## Raw data
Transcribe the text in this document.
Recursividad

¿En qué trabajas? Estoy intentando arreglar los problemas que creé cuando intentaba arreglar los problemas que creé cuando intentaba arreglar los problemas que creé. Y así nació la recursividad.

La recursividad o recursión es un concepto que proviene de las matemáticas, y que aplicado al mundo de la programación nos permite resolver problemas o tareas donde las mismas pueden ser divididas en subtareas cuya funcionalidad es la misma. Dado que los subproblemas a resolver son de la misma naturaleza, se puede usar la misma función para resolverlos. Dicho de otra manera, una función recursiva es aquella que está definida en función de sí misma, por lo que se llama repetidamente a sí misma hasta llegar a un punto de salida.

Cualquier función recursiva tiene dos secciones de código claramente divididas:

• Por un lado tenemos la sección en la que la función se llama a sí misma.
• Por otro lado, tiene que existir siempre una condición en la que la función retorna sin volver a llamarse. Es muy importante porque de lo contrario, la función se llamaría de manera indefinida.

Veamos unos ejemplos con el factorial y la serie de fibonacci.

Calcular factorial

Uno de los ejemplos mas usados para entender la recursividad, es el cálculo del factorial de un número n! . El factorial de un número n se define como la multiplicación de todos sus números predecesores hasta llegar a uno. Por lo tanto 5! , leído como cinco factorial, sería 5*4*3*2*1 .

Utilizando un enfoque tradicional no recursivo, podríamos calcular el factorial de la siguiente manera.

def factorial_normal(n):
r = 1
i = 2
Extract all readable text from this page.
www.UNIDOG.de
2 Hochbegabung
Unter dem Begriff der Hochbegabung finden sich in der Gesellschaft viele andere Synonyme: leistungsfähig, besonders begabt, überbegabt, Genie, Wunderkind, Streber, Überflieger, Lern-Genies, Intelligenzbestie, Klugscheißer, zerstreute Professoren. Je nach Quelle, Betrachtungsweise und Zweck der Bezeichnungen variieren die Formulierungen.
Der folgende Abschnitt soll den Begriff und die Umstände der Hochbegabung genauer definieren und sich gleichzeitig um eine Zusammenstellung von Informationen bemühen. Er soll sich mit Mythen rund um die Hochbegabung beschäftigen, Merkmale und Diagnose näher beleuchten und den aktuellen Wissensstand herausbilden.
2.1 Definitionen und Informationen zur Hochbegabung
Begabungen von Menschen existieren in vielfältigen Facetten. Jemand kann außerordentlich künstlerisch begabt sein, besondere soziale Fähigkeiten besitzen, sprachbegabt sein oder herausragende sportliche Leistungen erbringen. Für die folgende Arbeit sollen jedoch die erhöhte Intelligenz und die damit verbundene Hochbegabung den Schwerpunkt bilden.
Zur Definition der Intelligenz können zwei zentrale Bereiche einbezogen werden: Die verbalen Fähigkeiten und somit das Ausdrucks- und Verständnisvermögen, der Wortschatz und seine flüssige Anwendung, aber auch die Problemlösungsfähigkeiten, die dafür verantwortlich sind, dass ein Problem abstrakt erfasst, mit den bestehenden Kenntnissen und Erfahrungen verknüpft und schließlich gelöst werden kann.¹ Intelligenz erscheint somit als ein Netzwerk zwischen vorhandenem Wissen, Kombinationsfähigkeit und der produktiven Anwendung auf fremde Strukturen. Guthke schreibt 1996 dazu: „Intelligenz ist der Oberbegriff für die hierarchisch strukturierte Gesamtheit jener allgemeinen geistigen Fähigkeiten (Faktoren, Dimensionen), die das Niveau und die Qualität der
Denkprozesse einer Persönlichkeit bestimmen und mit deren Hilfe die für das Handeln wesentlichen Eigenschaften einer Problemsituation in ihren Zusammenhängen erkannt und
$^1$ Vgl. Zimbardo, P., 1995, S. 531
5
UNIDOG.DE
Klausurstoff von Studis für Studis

...

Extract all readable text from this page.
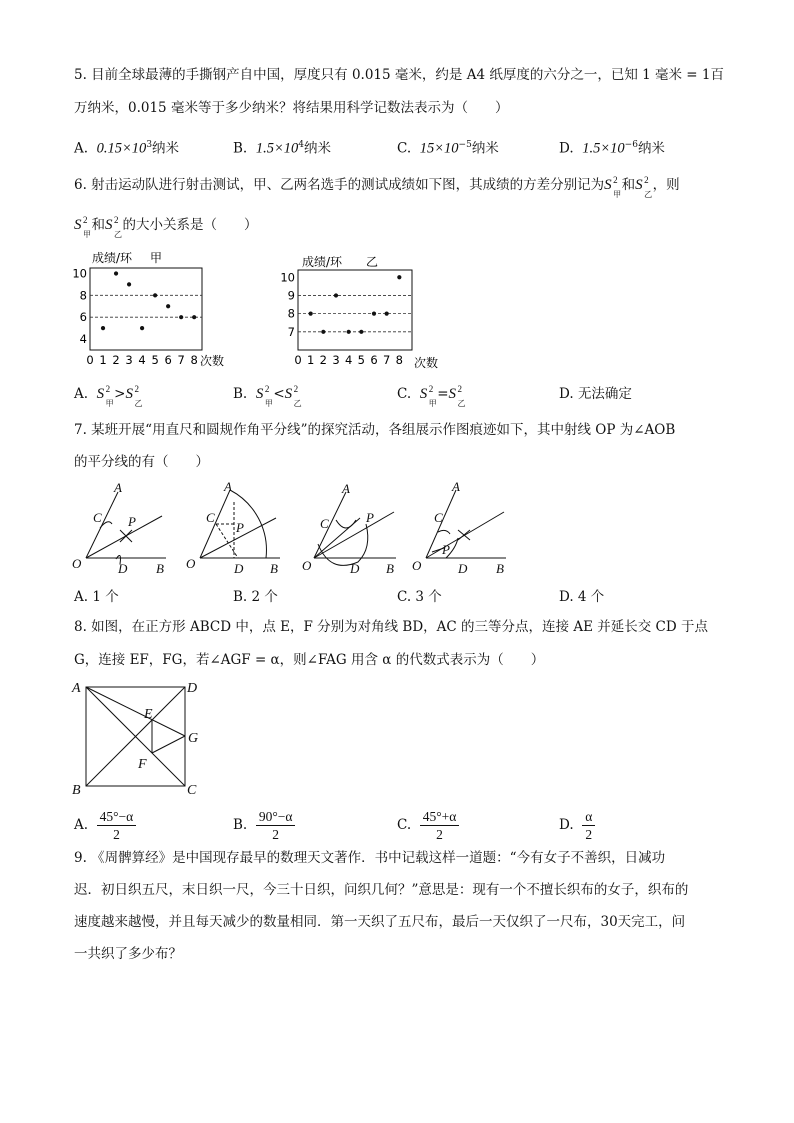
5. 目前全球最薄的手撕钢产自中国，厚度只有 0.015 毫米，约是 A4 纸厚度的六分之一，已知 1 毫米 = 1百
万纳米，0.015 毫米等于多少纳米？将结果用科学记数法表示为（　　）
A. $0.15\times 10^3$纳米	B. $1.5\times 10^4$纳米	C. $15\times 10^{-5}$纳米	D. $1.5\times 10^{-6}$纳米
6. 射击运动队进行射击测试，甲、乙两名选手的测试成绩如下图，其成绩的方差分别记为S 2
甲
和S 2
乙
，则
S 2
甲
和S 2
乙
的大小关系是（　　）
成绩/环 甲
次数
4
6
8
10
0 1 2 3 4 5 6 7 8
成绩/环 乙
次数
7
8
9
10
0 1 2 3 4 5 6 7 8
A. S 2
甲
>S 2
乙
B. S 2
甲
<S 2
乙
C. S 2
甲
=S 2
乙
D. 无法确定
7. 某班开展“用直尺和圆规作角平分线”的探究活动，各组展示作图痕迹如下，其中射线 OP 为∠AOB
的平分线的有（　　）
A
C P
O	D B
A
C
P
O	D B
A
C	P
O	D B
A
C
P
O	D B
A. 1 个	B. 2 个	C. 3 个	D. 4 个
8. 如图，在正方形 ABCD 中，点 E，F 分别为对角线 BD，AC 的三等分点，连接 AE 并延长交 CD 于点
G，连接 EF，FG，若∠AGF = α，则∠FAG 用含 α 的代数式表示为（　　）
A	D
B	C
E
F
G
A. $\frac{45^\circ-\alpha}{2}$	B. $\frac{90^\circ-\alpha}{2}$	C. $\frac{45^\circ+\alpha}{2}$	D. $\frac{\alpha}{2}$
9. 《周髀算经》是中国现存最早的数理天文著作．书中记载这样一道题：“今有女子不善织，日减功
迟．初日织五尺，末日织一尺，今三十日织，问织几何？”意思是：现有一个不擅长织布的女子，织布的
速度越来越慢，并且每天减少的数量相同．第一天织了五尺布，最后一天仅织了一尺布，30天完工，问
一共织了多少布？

## Instructions to follow
Show the lines of the material that contain the word "Hochbegabung".

## Response for this exercise
2 Hochbegabung
Unter dem Begriff der Hochbegabung finden sich in der Gesellschaft viele andere Synonyme: leistungsfähig, besonders begabt, überbegabt, Genie, Wunderkind, Streber, Überflieger, Lern-Genies, Intelligenzbestie, Klugscheißer, zerstreute Professoren. Je nach Quelle, Betrachtungsweise und Zweck der Bezeichnungen variieren die Formulierungen.
Der folgende Abschnitt soll den Begriff und die Umstände der Hochbegabung genauer definieren und sich gleichzeitig um eine Zusammenstellung von Informationen bemühen. Er soll sich mit Mythen rund um die Hochbegabung beschäftigen, Merkmale und Diagnose näher beleuchten und den aktuellen Wissensstand herausbilden.
2.1 Definitionen und Informationen zur Hochbegabung
Begabungen von Menschen existieren in vielfältigen Facetten. Jemand kann außerordentlich künstlerisch begabt sein, besondere soziale Fähigkeiten besitzen, sprachbegabt sein oder herausragende sportliche Leistungen erbringen. Für die folgende Arbeit sollen jedoch die erhöhte Intelligenz und die damit verbundene Hochbegabung den Schwerpunkt bilden.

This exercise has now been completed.